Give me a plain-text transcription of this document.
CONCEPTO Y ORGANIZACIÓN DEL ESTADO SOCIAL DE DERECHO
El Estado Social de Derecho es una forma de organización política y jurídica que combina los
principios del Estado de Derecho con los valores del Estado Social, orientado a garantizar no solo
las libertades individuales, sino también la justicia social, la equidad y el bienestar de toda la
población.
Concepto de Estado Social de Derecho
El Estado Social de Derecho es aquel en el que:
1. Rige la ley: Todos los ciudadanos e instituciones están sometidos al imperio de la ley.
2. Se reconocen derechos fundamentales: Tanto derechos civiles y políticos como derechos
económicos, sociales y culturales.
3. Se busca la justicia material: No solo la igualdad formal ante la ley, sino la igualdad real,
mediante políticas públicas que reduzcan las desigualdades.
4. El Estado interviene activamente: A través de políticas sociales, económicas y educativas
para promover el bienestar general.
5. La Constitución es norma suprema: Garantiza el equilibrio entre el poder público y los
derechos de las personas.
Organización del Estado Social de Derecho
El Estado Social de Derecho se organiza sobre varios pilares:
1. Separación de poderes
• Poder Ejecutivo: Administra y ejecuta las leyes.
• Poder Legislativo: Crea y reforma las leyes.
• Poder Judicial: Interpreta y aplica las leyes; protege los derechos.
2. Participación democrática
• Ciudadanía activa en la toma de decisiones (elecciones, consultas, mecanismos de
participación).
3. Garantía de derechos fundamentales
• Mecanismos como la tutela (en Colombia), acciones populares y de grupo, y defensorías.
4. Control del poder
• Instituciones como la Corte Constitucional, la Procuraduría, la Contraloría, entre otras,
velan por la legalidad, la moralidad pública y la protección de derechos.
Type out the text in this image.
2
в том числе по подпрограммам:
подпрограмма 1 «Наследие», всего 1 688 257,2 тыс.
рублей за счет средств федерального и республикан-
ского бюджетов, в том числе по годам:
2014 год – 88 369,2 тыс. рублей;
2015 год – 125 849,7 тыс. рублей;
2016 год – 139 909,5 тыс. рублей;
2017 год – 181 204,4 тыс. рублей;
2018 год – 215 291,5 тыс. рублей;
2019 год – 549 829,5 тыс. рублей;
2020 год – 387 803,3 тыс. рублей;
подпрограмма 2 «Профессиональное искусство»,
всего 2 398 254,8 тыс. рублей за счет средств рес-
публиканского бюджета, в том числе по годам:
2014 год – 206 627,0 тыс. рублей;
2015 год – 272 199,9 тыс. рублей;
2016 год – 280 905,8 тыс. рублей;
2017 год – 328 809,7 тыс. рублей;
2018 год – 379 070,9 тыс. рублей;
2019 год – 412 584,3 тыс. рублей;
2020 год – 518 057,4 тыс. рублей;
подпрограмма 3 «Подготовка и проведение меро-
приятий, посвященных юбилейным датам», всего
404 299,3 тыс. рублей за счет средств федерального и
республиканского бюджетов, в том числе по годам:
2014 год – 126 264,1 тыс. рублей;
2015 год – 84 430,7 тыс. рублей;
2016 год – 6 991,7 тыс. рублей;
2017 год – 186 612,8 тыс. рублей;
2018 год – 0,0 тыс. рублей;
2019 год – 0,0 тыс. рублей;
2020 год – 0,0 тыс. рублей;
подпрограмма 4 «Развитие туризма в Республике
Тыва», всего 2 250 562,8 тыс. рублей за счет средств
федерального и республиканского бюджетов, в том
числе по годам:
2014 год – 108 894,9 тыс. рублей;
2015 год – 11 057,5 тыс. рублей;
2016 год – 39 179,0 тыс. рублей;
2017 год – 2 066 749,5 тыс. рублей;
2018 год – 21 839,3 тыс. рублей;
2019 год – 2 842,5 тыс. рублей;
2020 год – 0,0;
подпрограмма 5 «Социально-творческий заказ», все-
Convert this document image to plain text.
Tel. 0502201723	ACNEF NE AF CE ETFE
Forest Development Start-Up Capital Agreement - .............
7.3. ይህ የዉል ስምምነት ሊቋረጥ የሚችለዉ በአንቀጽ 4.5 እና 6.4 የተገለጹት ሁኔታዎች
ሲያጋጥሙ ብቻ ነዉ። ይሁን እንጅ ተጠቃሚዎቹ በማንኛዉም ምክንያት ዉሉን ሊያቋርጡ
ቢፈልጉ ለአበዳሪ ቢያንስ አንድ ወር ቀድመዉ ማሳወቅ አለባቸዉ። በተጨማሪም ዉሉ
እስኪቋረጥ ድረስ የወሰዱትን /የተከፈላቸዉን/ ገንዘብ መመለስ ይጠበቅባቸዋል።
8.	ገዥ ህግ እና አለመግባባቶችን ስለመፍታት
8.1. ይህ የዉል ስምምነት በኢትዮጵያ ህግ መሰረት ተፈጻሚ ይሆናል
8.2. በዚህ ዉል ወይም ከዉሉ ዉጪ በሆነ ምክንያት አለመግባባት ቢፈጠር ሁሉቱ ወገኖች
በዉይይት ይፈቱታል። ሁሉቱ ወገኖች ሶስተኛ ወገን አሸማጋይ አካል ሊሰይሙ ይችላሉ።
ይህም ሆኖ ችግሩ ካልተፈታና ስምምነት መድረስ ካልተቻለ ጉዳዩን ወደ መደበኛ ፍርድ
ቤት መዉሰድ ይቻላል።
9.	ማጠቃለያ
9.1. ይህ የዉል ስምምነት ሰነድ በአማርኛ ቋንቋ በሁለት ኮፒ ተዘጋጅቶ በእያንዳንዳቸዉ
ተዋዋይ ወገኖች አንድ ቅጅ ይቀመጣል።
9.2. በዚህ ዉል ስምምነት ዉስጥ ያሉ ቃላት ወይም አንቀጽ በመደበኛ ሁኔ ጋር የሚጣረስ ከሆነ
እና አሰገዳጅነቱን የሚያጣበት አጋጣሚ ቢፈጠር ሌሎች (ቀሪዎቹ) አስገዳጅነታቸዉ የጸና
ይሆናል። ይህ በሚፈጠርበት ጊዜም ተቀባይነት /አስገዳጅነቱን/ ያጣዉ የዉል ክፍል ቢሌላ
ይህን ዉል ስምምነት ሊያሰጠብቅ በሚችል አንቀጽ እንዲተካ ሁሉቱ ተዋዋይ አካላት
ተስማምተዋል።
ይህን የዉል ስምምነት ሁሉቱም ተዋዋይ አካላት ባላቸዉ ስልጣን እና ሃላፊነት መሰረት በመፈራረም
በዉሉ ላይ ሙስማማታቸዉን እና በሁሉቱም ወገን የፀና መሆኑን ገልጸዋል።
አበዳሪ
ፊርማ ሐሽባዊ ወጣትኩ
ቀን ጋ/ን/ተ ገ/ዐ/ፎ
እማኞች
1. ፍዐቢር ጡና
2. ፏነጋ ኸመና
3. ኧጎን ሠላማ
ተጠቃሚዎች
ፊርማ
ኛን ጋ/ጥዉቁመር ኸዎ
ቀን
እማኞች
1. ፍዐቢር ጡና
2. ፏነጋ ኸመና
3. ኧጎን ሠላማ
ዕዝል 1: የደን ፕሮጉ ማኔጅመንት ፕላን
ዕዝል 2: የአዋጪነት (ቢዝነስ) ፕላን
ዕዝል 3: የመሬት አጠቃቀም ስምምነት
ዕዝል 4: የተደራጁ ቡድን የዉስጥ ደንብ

= = = =

### Instructions for the task:
Type the material above out again, exactly.

### Complete output:
Give me a plain-text transcription of this document.
CONCEPTO Y ORGANIZACIÓN DEL ESTADO SOCIAL DE DERECHO
El Estado Social de Derecho es una forma de organización política y jurídica que combina los
principios del Estado de Derecho con los valores del Estado Social, orientado a garantizar no solo
las libertades individuales, sino también la justicia social, la equidad y el bienestar de toda la
población.
Concepto de Estado Social de Derecho
El Estado Social de Derecho es aquel en el que:
1. Rige la ley: Todos los ciudadanos e instituciones están sometidos al imperio de la ley.
2. Se reconocen derechos fundamentales: Tanto derechos civiles y políticos como derechos
económicos, sociales y culturales.
3. Se busca la justicia material: No solo la igualdad formal ante la ley, sino la igualdad real,
mediante políticas públicas que reduzcan las desigualdades.
4. El Estado interviene activamente: A través de políticas sociales, económicas y educativas
para promover el bienestar general.
5. La Constitución es norma suprema: Garantiza el equilibrio entre el poder público y los
derechos de las personas.
Organización del Estado Social de Derecho
El Estado Social de Derecho se organiza sobre varios pilares:
1. Separación de poderes
• Poder Ejecutivo: Administra y ejecuta las leyes.
• Poder Legislativo: Crea y reforma las leyes.
• Poder Judicial: Interpreta y aplica las leyes; protege los derechos.
2. Participación democrática
• Ciudadanía activa en la toma de decisiones (elecciones, consultas, mecanismos de
participación).
3. Garantía de derechos fundamentales
• Mecanismos como la tutela (en Colombia), acciones populares y de grupo, y defensorías.
4. Control del poder
• Instituciones como la Corte Constitucional, la Procuraduría, la Contraloría, entre otras,
velan por la legalidad, la moralidad pública y la protección de derechos.
Type out the text in this image.
2
в том числе по подпрограммам:
подпрограмма 1 «Наследие», всего 1 688 257,2 тыс.
рублей за счет средств федерального и республикан-
ского бюджетов, в том числе по годам:
2014 год – 88 369,2 тыс. рублей;
2015 год – 125 849,7 тыс. рублей;
2016 год – 139 909,5 тыс. рублей;
2017 год – 181 204,4 тыс. рублей;
2018 год – 215 291,5 тыс. рублей;
2019 год – 549 829,5 тыс. рублей;
2020 год – 387 803,3 тыс. рублей;
подпрограмма 2 «Профессиональное искусство»,
всего 2 398 254,8 тыс. рублей за счет средств рес-
публиканского бюджета, в том числе по годам:
2014 год – 206 627,0 тыс. рублей;
2015 год – 272 199,9 тыс. рублей;
2016 год – 280 905,8 тыс. рублей;
2017 год – 328 809,7 тыс. рублей;
2018 год – 379 070,9 тыс. рублей;
2019 год – 412 584,3 тыс. рублей;
2020 год – 518 057,4 тыс. рублей;
подпрограмма 3 «Подготовка и проведение меро-
приятий, посвященных юбилейным датам», всего
404 299,3 тыс. рублей за счет средств федерального и
республиканского бюджетов, в том числе по годам:
2014 год – 126 264,1 тыс. рублей;
2015 год – 84 430,7 тыс. рублей;
2016 год – 6 991,7 тыс. рублей;
2017 год – 186 612,8 тыс. рублей;
2018 год – 0,0 тыс. рублей;
2019 год – 0,0 тыс. рублей;
2020 год – 0,0 тыс. рублей;
подпрограмма 4 «Развитие туризма в Республике
Тыва», всего 2 250 562,8 тыс. рублей за счет средств
федерального и республиканского бюджетов, в том
числе по годам:
2014 год – 108 894,9 тыс. рублей;
2015 год – 11 057,5 тыс. рублей;
2016 год – 39 179,0 тыс. рублей;
2017 год – 2 066 749,5 тыс. рублей;
2018 год – 21 839,3 тыс. рублей;
2019 год – 2 842,5 тыс. рублей;
2020 год – 0,0;
подпрограмма 5 «Социально-творческий заказ», все-
Convert this document image to plain text.
Tel. 0502201723	ACNEF NE AF CE ETFE
Forest Development Start-Up Capital Agreement - .............
7.3. ይህ የዉል ስምምነት ሊቋረጥ የሚችለዉ በአንቀጽ 4.5 እና 6.4 የተገለጹት ሁኔታዎች
ሲያጋጥሙ ብቻ ነዉ። ይሁን እንጅ ተጠቃሚዎቹ በማንኛዉም ምክንያት ዉሉን ሊያቋርጡ
ቢፈልጉ ለአበዳሪ ቢያንስ አንድ ወር ቀድመዉ ማሳወቅ አለባቸዉ። በተጨማሪም ዉሉ
እስኪቋረጥ ድረስ የወሰዱትን /የተከፈላቸዉን/ ገንዘብ መመለስ ይጠበቅባቸዋል።
8.	ገዥ ህግ እና አለመግባባቶችን ስለመፍታት
8.1. ይህ የዉል ስምምነት በኢትዮጵያ ህግ መሰረት ተፈጻሚ ይሆናል
8.2. በዚህ ዉል ወይም ከዉሉ ዉጪ በሆነ ምክንያት አለመግባባት ቢፈጠር ሁሉቱ ወገኖች
በዉይይት ይፈቱታል። ሁሉቱ ወገኖች ሶስተኛ ወገን አሸማጋይ አካል ሊሰይሙ ይችላሉ።
ይህም ሆኖ ችግሩ ካልተፈታና ስምምነት መድረስ ካልተቻለ ጉዳዩን ወደ መደበኛ ፍርድ
ቤት መዉሰድ ይቻላል።
9.	ማጠቃለያ
9.1. ይህ የዉል ስምምነት ሰነድ በአማርኛ ቋንቋ በሁለት ኮፒ ተዘጋጅቶ በእያንዳንዳቸዉ
ተዋዋይ ወገኖች አንድ ቅጅ ይቀመጣል።
9.2. በዚህ ዉል ስምምነት ዉስጥ ያሉ ቃላት ወይም አንቀጽ በመደበኛ ሁኔ ጋር የሚጣረስ ከሆነ
እና አሰገዳጅነቱን የሚያጣበት አጋጣሚ ቢፈጠር ሌሎች (ቀሪዎቹ) አስገዳጅነታቸዉ የጸና
ይሆናል። ይህ በሚፈጠርበት ጊዜም ተቀባይነት /አስገዳጅነቱን/ ያጣዉ የዉል ክፍል ቢሌላ
ይህን ዉል ስምምነት ሊያሰጠብቅ በሚችል አንቀጽ እንዲተካ ሁሉቱ ተዋዋይ አካላት
ተስማምተዋል።
ይህን የዉል ስምምነት ሁሉቱም ተዋዋይ አካላት ባላቸዉ ስልጣን እና ሃላፊነት መሰረት በመፈራረም
በዉሉ ላይ ሙስማማታቸዉን እና በሁሉቱም ወገን የፀና መሆኑን ገልጸዋል።
አበዳሪ
ፊርማ ሐሽባዊ ወጣትኩ
ቀን ጋ/ን/ተ ገ/ዐ/ፎ
እማኞች
1. ፍዐቢር ጡና
2. ፏነጋ ኸመና
3. ኧጎን ሠላማ
ተጠቃሚዎች
ፊርማ
ኛን ጋ/ጥዉቁመር ኸዎ
ቀን
እማኞች
1. ፍዐቢር ጡና
2. ፏነጋ ኸመና
3. ኧጎን ሠላማ
ዕዝል 1: የደን ፕሮጉ ማኔጅመንት ፕላን
ዕዝል 2: የአዋጪነት (ቢዝነስ) ፕላን
ዕዝል 3: የመሬት አጠቃቀም ስምምነት
ዕዝል 4: የተደራጁ ቡድን የዉስጥ ደንብ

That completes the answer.